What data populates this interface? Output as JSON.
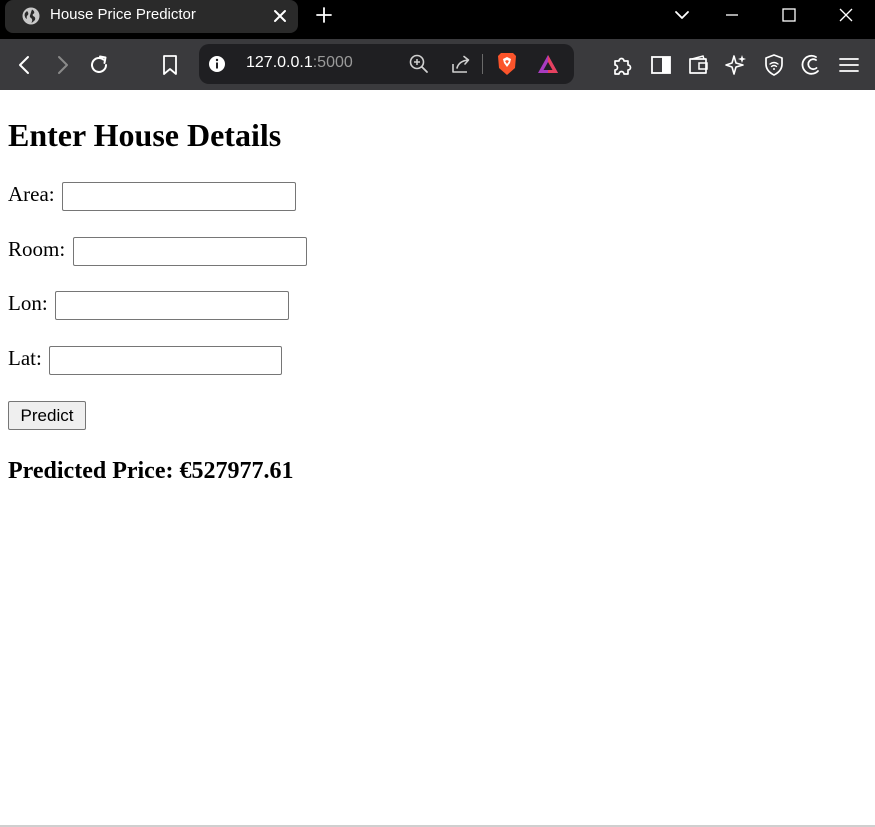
{
  "browser": {
    "tab": {
      "title": "House Price Predictor",
      "favicon": "globe-icon"
    },
    "url": {
      "host": "127.0.0.1",
      "port": ":5000"
    }
  },
  "page": {
    "heading": "Enter House Details",
    "fields": [
      {
        "label": "Area:",
        "value": ""
      },
      {
        "label": "Room:",
        "value": ""
      },
      {
        "label": "Lon:",
        "value": ""
      },
      {
        "label": "Lat:",
        "value": ""
      }
    ],
    "predict_label": "Predict",
    "result_text": "Predicted Price: €527977.61"
  },
  "colors": {
    "titlebar": "#000000",
    "tab": "#2a2a2a",
    "toolbar": "#3a3a3d",
    "urlbar": "#1f1f22",
    "brave_orange": "#fb542b"
  }
}
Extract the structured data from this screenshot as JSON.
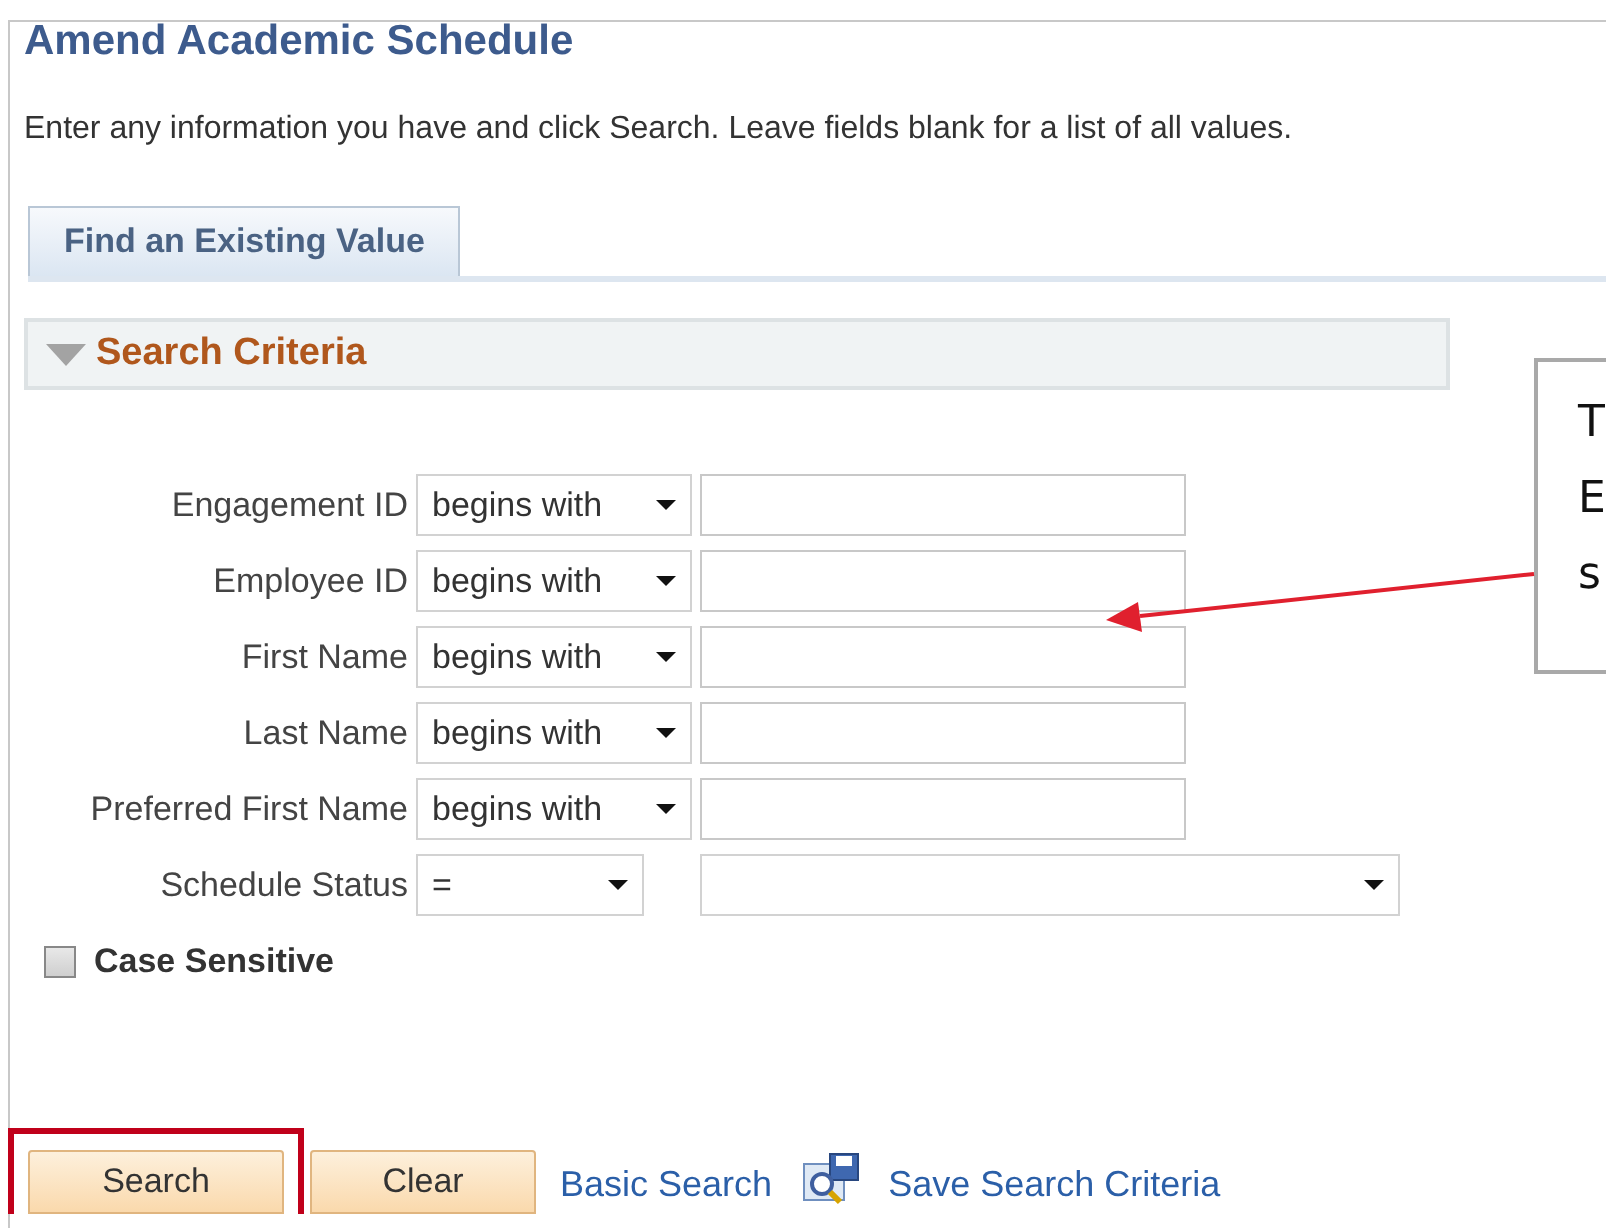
{
  "title": "Amend Academic Schedule",
  "instructions": "Enter any information you have and click Search. Leave fields blank for a list of all values.",
  "tabs": [
    {
      "label": "Find an Existing Value",
      "selected": true
    }
  ],
  "section": {
    "title": "Search Criteria",
    "expanded": true
  },
  "fields": [
    {
      "label": "Engagement ID",
      "operator": "begins with",
      "kind": "text"
    },
    {
      "label": "Employee ID",
      "operator": "begins with",
      "kind": "text"
    },
    {
      "label": "First Name",
      "operator": "begins with",
      "kind": "text"
    },
    {
      "label": "Last Name",
      "operator": "begins with",
      "kind": "text"
    },
    {
      "label": "Preferred First Name",
      "operator": "begins with",
      "kind": "text"
    },
    {
      "label": "Schedule Status",
      "operator": "=",
      "kind": "dropdown"
    }
  ],
  "case_sensitive": {
    "label": "Case Sensitive",
    "checked": false
  },
  "buttons": [
    {
      "label": "Search",
      "highlighted": true
    },
    {
      "label": "Clear",
      "highlighted": false
    }
  ],
  "links": [
    {
      "label": "Basic Search",
      "kind": "plain"
    },
    {
      "label": "Save Search Criteria",
      "kind": "save"
    }
  ],
  "callout": {
    "lines": [
      "T",
      "E",
      "s"
    ]
  }
}
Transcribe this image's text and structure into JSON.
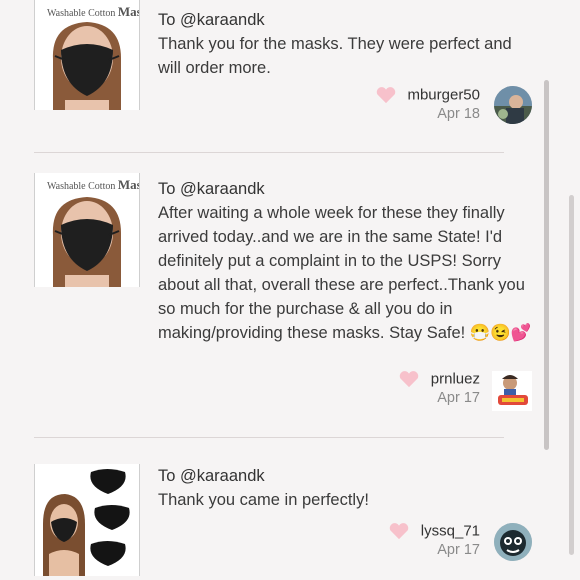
{
  "reviews": [
    {
      "thumb_caption_small": "Washable Cotton",
      "thumb_caption_big": "Mask",
      "to": "To @karaandk",
      "text": "Thank you for the masks. They were perfect and will order more.",
      "user": "mburger50",
      "date": "Apr 18"
    },
    {
      "thumb_caption_small": "Washable Cotton",
      "thumb_caption_big": "Mask",
      "to": "To @karaandk",
      "text": "After waiting a whole week for these they finally arrived today..and we are in the same State! I'd definitely put a complaint in to the USPS! Sorry about all that, overall these are perfect..Thank you so much for the purchase & all you do in making/providing these masks. Stay Safe! 😷😉💕",
      "user": "prnluez",
      "date": "Apr 17"
    },
    {
      "to": "To @karaandk",
      "text": "Thank you came in perfectly!",
      "user": "lyssq_71",
      "date": "Apr 17"
    }
  ],
  "icons": {
    "like": "heart-icon",
    "heart_color": "#f7c1cb"
  }
}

→ **Objective**: Leave the pictures out and copy the rest of the data exactly.

→ **Worked answer**:
What data populates this interface? Output as JSON.
{
  "browser": {
    "tab": {
      "title": "House Price Predictor",
      "favicon": "globe-icon"
    },
    "url": {
      "host": "127.0.0.1",
      "port": ":5000"
    }
  },
  "page": {
    "heading": "Enter House Details",
    "fields": [
      {
        "label": "Area:",
        "value": ""
      },
      {
        "label": "Room:",
        "value": ""
      },
      {
        "label": "Lon:",
        "value": ""
      },
      {
        "label": "Lat:",
        "value": ""
      }
    ],
    "predict_label": "Predict",
    "result_text": "Predicted Price: €527977.61"
  },
  "colors": {
    "titlebar": "#000000",
    "tab": "#2a2a2a",
    "toolbar": "#3a3a3d",
    "urlbar": "#1f1f22",
    "brave_orange": "#fb542b"
  }
}
Extract the structured data from this screenshot as JSON.
{
  "title": "Amend Academic Schedule",
  "instructions": "Enter any information you have and click Search. Leave fields blank for a list of all values.",
  "tabs": [
    {
      "label": "Find an Existing Value",
      "selected": true
    }
  ],
  "section": {
    "title": "Search Criteria",
    "expanded": true
  },
  "fields": [
    {
      "label": "Engagement ID",
      "operator": "begins with",
      "kind": "text"
    },
    {
      "label": "Employee ID",
      "operator": "begins with",
      "kind": "text"
    },
    {
      "label": "First Name",
      "operator": "begins with",
      "kind": "text"
    },
    {
      "label": "Last Name",
      "operator": "begins with",
      "kind": "text"
    },
    {
      "label": "Preferred First Name",
      "operator": "begins with",
      "kind": "text"
    },
    {
      "label": "Schedule Status",
      "operator": "=",
      "kind": "dropdown"
    }
  ],
  "case_sensitive": {
    "label": "Case Sensitive",
    "checked": false
  },
  "buttons": [
    {
      "label": "Search",
      "highlighted": true
    },
    {
      "label": "Clear",
      "highlighted": false
    }
  ],
  "links": [
    {
      "label": "Basic Search",
      "kind": "plain"
    },
    {
      "label": "Save Search Criteria",
      "kind": "save"
    }
  ],
  "callout": {
    "lines": [
      "T",
      "E",
      "s"
    ]
  }
}
Transcribe this image's text and structure into JSON.
{
  "reviews": [
    {
      "thumb_caption_small": "Washable Cotton",
      "thumb_caption_big": "Mask",
      "to": "To @karaandk",
      "text": "Thank you for the masks. They were perfect and will order more.",
      "user": "mburger50",
      "date": "Apr 18"
    },
    {
      "thumb_caption_small": "Washable Cotton",
      "thumb_caption_big": "Mask",
      "to": "To @karaandk",
      "text": "After waiting a whole week for these they finally arrived today..and we are in the same State! I'd definitely put a complaint in to the USPS! Sorry about all that, overall these are perfect..Thank you so much for the purchase & all you do in making/providing these masks. Stay Safe! 😷😉💕",
      "user": "prnluez",
      "date": "Apr 17"
    },
    {
      "to": "To @karaandk",
      "text": "Thank you came in perfectly!",
      "user": "lyssq_71",
      "date": "Apr 17"
    }
  ],
  "icons": {
    "like": "heart-icon",
    "heart_color": "#f7c1cb"
  }
}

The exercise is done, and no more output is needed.